Repeat the stretch of the Andrea Toscano profile from "- Born: Andrea" through "was first runner-up.", swapping "Colima" for "Jalisco".

### EXCERPTED PASSAGE
************

- Born: Andrea Isabel Toscano Ramírez Manzanillo, Colima, Mexico
- Height: 1.75 m (5 ft 9 in)
- Beauty pageant titleholder
- Hair color: Brown
- Eye color: Brown
- Major competition(s): Mexicana Universal Colima 2017; (Winner); Mexicana Universal 2018; (Winner); Miss Universe 2018; (Unplaced); Miss International 2019; (1st Runner-Up);

= Andrea Toscano =

Mexican model who won Mexicana Universal 2018

Andrea Isabel Toscano Ramírez is a Mexican beauty pageant titleholder who won Mexicana Universal 2018 on June 3, 2018. She represented Mexico at Miss Universe 2018, but was unplaced. Toscano represented Mexico at Miss International 2019 and was first runner-up.

== Pageantry ==
=== Mexicana Universal 2018 ===
Toscano began her pageantry career representing Colima, one of 24 finalists in her country's national beauty pageant Mexicana Universal 2018, held on June 3, 2018, in Foro de TV Azteca, Ciudad de México, México where she was crowned as Miss Universe Mexico 2018. She succeeded Nuestra Belleza México 2017 Denisse Franco.

************

### RECORD EXTRACTS
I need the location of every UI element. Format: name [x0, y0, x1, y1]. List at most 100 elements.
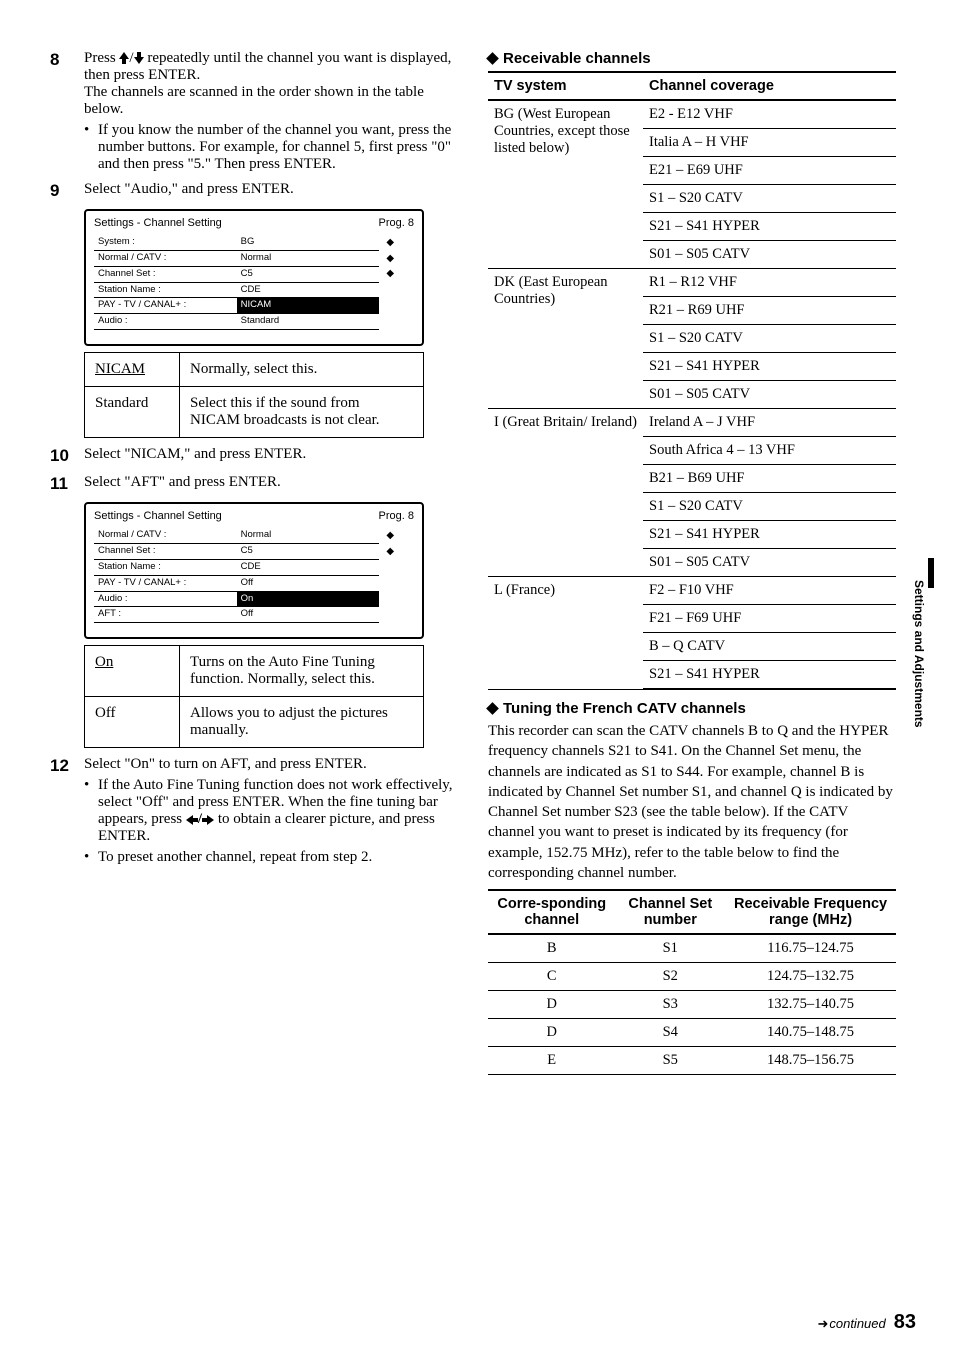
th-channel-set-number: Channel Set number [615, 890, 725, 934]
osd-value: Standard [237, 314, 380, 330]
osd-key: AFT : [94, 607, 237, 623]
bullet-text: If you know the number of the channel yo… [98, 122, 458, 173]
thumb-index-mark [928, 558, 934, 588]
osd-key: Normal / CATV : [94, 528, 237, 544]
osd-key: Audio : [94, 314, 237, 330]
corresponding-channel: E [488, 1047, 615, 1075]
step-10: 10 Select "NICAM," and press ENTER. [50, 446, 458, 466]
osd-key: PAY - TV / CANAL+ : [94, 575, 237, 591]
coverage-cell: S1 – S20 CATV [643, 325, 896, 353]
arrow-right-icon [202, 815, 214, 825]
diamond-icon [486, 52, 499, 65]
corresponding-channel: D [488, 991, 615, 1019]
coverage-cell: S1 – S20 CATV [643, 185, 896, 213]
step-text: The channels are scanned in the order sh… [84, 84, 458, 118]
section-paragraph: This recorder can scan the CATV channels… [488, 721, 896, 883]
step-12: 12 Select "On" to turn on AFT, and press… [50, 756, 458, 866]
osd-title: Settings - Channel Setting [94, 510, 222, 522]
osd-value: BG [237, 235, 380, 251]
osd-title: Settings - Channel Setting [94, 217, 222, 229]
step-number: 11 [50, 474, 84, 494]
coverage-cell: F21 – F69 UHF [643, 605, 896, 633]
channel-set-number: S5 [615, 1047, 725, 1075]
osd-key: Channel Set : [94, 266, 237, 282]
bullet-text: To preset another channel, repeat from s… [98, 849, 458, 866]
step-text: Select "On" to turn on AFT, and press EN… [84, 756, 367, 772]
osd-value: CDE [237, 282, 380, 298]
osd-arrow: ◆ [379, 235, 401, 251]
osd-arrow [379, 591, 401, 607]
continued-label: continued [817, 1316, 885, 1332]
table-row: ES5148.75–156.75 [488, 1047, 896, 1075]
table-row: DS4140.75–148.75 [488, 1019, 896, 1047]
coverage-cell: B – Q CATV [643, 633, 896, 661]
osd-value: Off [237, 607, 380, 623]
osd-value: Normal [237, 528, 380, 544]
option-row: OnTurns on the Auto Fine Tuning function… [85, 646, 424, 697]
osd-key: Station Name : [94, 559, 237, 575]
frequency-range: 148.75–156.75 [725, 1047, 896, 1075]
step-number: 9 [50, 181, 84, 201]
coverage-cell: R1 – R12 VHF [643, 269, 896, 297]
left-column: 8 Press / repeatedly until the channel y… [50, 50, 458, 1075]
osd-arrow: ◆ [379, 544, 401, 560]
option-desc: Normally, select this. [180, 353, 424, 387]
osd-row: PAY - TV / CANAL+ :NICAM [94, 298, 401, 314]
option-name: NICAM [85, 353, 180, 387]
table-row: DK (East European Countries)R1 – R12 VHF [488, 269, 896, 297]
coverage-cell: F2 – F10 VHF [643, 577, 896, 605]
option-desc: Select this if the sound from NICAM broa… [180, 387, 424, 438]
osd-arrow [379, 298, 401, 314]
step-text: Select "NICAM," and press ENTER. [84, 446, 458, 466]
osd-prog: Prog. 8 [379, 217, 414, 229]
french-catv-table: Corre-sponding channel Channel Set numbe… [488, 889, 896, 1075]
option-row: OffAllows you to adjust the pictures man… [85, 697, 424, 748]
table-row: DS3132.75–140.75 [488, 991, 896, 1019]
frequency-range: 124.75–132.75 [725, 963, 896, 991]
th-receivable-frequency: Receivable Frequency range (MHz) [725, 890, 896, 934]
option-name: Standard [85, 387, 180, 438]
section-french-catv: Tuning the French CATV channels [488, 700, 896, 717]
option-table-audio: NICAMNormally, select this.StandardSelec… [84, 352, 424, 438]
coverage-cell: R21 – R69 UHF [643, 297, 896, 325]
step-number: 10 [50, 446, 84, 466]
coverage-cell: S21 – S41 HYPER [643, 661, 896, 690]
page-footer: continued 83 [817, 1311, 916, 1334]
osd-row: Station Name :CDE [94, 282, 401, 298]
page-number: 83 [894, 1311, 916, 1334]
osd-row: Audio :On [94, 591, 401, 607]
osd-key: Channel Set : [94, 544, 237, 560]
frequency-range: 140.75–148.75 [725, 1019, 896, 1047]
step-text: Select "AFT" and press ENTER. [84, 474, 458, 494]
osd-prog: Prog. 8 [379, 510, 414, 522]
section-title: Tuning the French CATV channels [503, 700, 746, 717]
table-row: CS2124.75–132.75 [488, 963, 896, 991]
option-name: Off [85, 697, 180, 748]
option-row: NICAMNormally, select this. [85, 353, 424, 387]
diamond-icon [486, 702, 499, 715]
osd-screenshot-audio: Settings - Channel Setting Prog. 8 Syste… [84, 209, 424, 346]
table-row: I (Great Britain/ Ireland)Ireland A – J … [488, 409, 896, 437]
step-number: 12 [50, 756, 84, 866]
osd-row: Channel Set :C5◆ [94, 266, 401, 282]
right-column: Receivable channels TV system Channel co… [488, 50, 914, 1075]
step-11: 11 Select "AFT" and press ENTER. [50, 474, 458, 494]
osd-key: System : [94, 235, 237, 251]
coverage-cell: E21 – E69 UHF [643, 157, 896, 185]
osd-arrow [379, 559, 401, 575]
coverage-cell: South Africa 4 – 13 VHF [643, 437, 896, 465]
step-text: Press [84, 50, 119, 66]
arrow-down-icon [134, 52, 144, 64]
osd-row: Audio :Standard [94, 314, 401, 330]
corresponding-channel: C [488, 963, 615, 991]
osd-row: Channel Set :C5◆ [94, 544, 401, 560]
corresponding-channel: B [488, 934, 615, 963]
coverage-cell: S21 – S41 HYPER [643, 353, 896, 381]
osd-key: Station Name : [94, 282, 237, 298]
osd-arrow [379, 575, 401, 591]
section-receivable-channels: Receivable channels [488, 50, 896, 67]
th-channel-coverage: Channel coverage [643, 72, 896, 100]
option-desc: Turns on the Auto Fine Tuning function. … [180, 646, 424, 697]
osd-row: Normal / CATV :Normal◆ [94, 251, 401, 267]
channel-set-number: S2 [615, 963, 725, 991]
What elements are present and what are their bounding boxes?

************

### EXERCISE ANSWER
- Born: Andrea Isabel Toscano Ramírez Manzanillo, Jalisco, Mexico
- Height: 1.75 m (5 ft 9 in)
- Beauty pageant titleholder
- Hair color: Brown
- Eye color: Brown
- Major competition(s): Mexicana Universal Jalisco 2017; (Winner); Mexicana Universal 2018; (Winner); Miss Universe 2018; (Unplaced); Miss International 2019; (1st Runner-Up);

= Andrea Toscano =

Mexican model who won Mexicana Universal 2018

Andrea Isabel Toscano Ramírez is a Mexican beauty pageant titleholder who won Mexicana Universal 2018 on June 3, 2018. She represented Mexico at Miss Universe 2018, but was unplaced. Toscano represented Mexico at Miss International 2019 and was first runner-up.